═══ DATA SHOWN
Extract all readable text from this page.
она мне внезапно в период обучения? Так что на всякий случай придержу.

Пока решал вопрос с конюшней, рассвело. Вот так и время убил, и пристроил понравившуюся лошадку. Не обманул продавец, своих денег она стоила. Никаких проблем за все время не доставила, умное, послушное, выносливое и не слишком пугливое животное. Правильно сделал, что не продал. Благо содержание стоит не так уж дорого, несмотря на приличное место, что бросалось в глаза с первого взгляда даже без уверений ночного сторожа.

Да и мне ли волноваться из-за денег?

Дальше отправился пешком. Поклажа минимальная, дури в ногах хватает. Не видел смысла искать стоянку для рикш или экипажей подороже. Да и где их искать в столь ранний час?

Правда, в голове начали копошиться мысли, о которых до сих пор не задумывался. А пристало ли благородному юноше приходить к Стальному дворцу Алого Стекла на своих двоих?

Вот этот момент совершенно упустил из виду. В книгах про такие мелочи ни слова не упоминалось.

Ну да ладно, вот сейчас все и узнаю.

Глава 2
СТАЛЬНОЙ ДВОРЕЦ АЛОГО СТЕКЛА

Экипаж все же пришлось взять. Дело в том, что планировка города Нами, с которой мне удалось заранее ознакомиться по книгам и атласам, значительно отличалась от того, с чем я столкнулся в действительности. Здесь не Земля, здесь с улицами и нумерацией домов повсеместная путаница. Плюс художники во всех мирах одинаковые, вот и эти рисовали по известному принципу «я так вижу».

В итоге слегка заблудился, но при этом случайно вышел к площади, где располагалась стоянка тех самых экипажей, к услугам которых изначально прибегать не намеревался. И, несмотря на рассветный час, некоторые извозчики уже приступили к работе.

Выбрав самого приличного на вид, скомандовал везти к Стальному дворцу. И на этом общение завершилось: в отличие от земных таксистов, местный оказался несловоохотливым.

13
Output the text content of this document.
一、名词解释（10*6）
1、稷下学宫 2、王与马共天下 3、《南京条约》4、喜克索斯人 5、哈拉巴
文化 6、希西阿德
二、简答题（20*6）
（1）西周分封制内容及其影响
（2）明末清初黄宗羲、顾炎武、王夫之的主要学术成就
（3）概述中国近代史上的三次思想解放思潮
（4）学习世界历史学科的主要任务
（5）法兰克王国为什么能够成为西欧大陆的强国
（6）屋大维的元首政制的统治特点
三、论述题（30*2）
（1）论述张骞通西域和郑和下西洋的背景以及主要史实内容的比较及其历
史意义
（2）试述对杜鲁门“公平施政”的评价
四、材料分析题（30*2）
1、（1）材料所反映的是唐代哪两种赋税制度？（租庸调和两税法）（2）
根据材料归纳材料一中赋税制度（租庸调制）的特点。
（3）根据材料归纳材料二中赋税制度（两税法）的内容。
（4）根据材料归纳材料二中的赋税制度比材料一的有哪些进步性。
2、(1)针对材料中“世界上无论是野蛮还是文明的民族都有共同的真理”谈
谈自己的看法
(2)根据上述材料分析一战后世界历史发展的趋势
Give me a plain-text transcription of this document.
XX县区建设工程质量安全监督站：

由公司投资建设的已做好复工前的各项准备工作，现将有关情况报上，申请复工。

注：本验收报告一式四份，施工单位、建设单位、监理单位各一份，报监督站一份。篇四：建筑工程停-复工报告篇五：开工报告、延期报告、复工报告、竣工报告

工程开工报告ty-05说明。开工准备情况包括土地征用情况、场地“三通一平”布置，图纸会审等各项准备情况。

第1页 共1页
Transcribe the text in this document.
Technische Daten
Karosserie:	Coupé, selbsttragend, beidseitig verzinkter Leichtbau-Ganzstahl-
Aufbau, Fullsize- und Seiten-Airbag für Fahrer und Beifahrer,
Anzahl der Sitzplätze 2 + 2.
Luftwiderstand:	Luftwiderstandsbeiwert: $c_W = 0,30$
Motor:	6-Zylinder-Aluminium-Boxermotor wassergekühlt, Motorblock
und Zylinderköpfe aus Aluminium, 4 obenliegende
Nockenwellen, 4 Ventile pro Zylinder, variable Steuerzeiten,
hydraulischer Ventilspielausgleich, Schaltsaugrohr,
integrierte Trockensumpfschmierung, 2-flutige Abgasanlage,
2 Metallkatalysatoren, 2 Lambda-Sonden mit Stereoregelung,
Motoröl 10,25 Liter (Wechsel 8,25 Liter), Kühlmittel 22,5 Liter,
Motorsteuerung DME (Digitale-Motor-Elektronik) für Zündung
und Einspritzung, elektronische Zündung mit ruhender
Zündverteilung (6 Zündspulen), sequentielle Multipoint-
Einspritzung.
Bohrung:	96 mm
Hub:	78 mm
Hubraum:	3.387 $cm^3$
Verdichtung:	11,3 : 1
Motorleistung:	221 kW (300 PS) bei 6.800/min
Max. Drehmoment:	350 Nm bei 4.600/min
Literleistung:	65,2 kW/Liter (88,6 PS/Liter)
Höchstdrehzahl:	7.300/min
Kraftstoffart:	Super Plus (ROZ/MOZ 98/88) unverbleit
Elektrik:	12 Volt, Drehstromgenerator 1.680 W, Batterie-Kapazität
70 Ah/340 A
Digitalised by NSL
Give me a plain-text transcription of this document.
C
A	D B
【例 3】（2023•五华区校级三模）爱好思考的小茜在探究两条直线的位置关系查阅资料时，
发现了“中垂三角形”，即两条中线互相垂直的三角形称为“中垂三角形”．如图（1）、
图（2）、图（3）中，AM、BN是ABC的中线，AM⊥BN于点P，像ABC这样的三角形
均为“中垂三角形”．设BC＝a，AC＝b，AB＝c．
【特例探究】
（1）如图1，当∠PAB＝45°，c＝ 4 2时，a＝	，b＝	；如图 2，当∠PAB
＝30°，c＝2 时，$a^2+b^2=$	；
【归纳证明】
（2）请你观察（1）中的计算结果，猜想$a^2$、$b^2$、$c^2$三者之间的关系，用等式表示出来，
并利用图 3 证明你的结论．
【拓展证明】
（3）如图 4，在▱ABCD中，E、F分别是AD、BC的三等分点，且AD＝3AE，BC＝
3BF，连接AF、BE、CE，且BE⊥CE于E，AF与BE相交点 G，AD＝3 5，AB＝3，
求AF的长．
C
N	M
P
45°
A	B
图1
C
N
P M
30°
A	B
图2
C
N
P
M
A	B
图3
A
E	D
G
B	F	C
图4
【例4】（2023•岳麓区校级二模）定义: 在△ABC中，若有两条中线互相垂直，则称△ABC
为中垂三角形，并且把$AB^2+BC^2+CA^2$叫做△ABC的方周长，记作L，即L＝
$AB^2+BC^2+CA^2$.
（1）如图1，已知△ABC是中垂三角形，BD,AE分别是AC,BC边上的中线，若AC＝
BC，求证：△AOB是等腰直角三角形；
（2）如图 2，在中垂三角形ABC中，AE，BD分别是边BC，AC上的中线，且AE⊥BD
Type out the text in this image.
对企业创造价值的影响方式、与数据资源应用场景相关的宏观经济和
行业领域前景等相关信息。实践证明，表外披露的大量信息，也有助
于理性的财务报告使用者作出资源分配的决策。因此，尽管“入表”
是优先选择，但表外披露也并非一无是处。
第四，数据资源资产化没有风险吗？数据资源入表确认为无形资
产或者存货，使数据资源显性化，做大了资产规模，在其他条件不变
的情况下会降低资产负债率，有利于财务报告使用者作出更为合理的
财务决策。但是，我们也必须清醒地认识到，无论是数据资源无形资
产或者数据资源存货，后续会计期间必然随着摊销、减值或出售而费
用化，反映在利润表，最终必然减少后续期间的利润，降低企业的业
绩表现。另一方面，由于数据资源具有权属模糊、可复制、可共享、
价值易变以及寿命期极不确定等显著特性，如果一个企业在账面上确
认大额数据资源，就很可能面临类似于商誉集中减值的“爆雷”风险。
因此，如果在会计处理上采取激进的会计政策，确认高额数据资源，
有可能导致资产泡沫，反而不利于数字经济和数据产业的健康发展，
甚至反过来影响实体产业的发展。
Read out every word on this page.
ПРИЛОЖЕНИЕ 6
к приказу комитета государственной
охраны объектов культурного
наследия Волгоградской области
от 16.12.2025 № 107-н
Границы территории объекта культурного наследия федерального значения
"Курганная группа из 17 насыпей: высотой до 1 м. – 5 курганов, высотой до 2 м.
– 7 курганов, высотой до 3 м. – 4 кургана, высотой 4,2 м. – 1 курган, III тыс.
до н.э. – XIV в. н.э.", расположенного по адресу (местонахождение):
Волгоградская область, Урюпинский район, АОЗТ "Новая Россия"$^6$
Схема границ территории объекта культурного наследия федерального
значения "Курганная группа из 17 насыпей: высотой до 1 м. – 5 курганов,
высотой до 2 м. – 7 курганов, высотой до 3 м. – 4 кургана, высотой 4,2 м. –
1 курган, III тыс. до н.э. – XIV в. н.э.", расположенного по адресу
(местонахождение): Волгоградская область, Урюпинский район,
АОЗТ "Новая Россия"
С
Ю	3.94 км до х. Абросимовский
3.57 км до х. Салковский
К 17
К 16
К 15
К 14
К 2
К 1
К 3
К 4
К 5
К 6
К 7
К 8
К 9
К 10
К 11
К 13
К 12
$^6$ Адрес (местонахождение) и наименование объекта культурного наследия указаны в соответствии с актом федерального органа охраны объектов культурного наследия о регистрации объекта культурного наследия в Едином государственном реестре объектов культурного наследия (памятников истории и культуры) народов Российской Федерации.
══════
TASK. Determine the number of lines in the listing that contain the string "Волгоградская". Write that number and nothing else.

COMPLETE OUTPUT. 2